Given exercise >> Exactly repeat all the records below, omitting the images they hold.
[start Input records]
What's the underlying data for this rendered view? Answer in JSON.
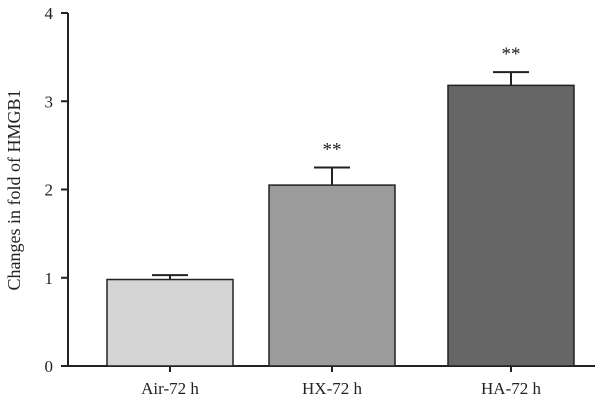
{
  "chart_data": {
    "type": "bar",
    "title": "",
    "xlabel": "",
    "ylabel": "Changes in fold of HMGB1",
    "categories": [
      "Air-72 h",
      "HX-72 h",
      "HA-72 h"
    ],
    "values": [
      0.98,
      2.05,
      3.18
    ],
    "error": [
      0.05,
      0.2,
      0.15
    ],
    "annotations": [
      "",
      "**",
      "**"
    ],
    "ylim": [
      0,
      4
    ],
    "yticks": [
      "0",
      "1",
      "2",
      "3",
      "4"
    ],
    "grid": false,
    "bar_colors": [
      "#d4d4d4",
      "#9b9b9b",
      "#666666"
    ],
    "edge_color": "#222222"
  }
}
[end Input records]
The completed task >>
What's the underlying data for this rendered view? Answer in JSON.
{
  "chart_data": {
    "type": "bar",
    "title": "",
    "xlabel": "",
    "ylabel": "Changes in fold of HMGB1",
    "categories": [
      "Air-72 h",
      "HX-72 h",
      "HA-72 h"
    ],
    "values": [
      0.98,
      2.05,
      3.18
    ],
    "error": [
      0.05,
      0.2,
      0.15
    ],
    "annotations": [
      "",
      "**",
      "**"
    ],
    "ylim": [
      0,
      4
    ],
    "yticks": [
      "0",
      "1",
      "2",
      "3",
      "4"
    ],
    "grid": false,
    "bar_colors": [
      "#d4d4d4",
      "#9b9b9b",
      "#666666"
    ],
    "edge_color": "#222222"
  }
}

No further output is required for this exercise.